= Short task =
Count every line of the listing where the string "Cantidad" occurs, and reply with the count alone.

= Exercise material =
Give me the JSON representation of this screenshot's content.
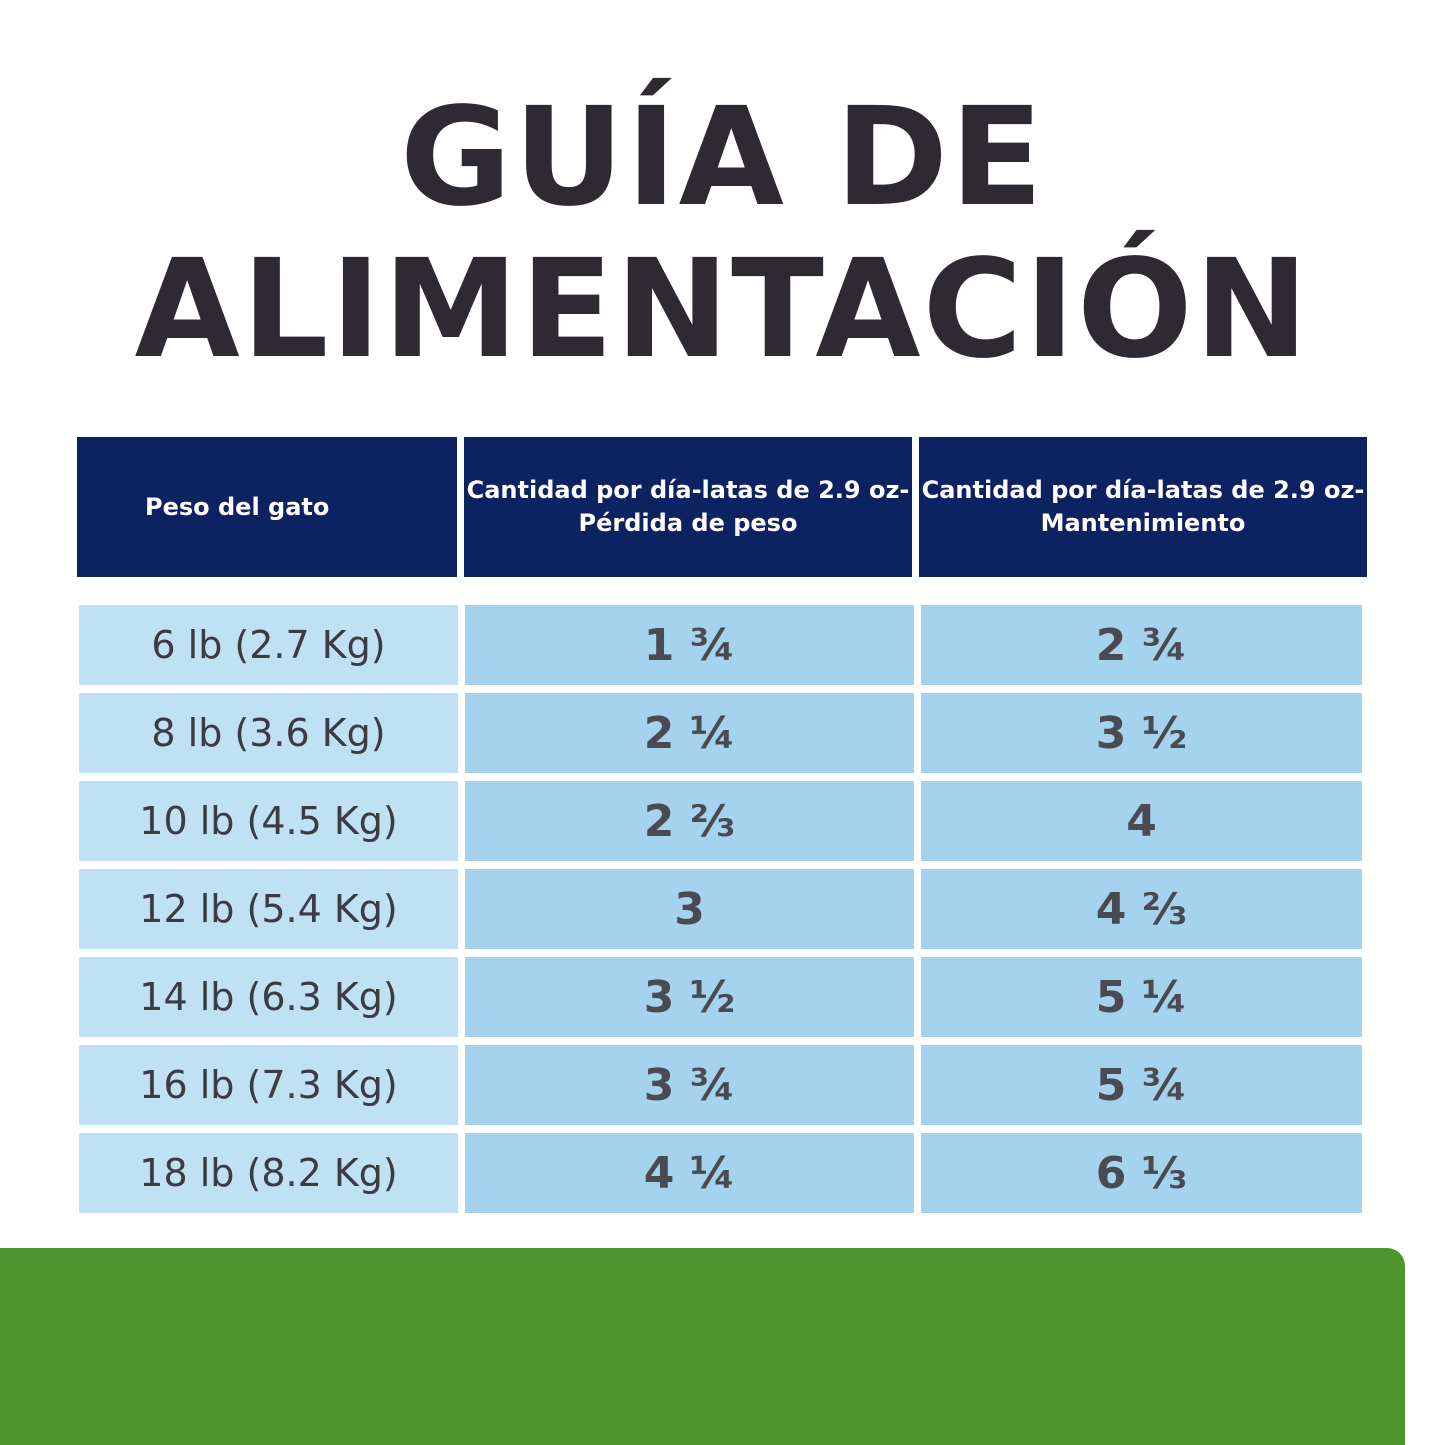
{
  "title": {
    "line1": "GUÍA DE",
    "line2": "ALIMENTACIÓN"
  },
  "table": {
    "headers": [
      "Peso del gato",
      "Cantidad por día-latas de 2.9 oz- Pérdida de peso",
      "Cantidad por día-latas de 2.9 oz-Mantenimiento"
    ],
    "rows": [
      {
        "weight": "6 lb (2.7 Kg)",
        "loss": "1 ¾",
        "maintenance": "2 ¾"
      },
      {
        "weight": "8 lb (3.6 Kg)",
        "loss": "2 ¼",
        "maintenance": "3 ½"
      },
      {
        "weight": "10 lb (4.5 Kg)",
        "loss": "2 ⅔",
        "maintenance": "4"
      },
      {
        "weight": "12 lb (5.4 Kg)",
        "loss": "3",
        "maintenance": "4 ⅔"
      },
      {
        "weight": "14 lb (6.3 Kg)",
        "loss": "3 ½",
        "maintenance": "5 ¼"
      },
      {
        "weight": "16 lb (7.3 Kg)",
        "loss": "3 ¾",
        "maintenance": "5 ¾"
      },
      {
        "weight": "18 lb (8.2 Kg)",
        "loss": "4 ¼",
        "maintenance": "6 ⅓"
      }
    ]
  },
  "colors": {
    "title": "#2f2a32",
    "header_bg": "#0d2260",
    "weight_col_bg": "#c0e0f3",
    "value_col_bg": "#a5d2ec",
    "footer_band": "#4c962d"
  }
}
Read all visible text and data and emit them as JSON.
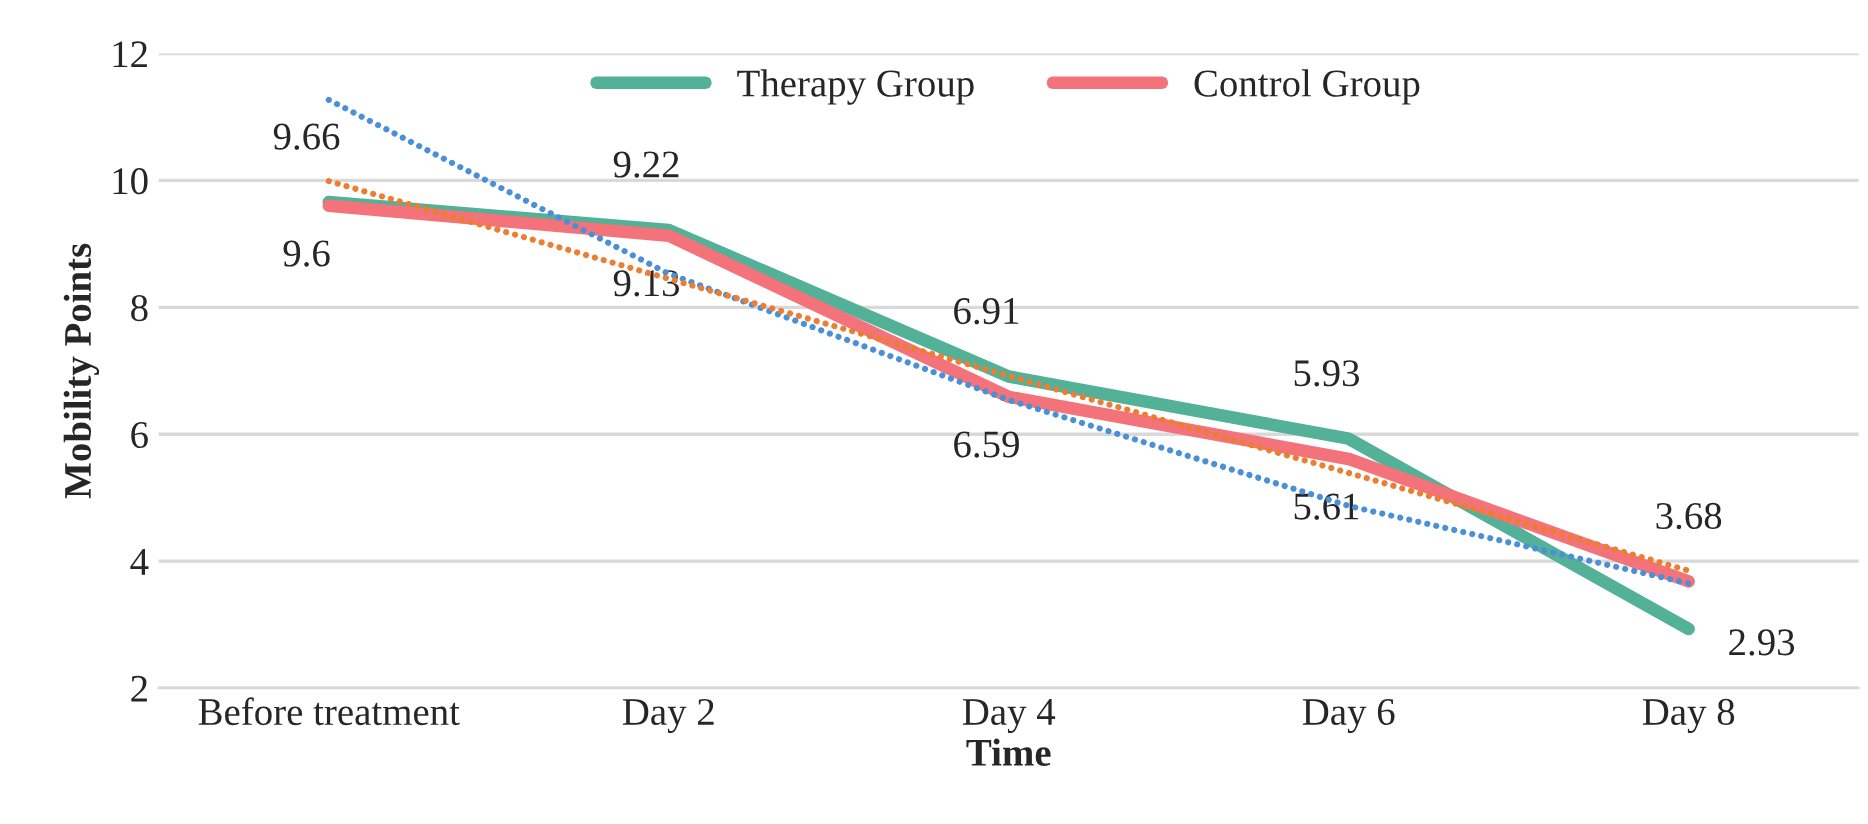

= Response =
2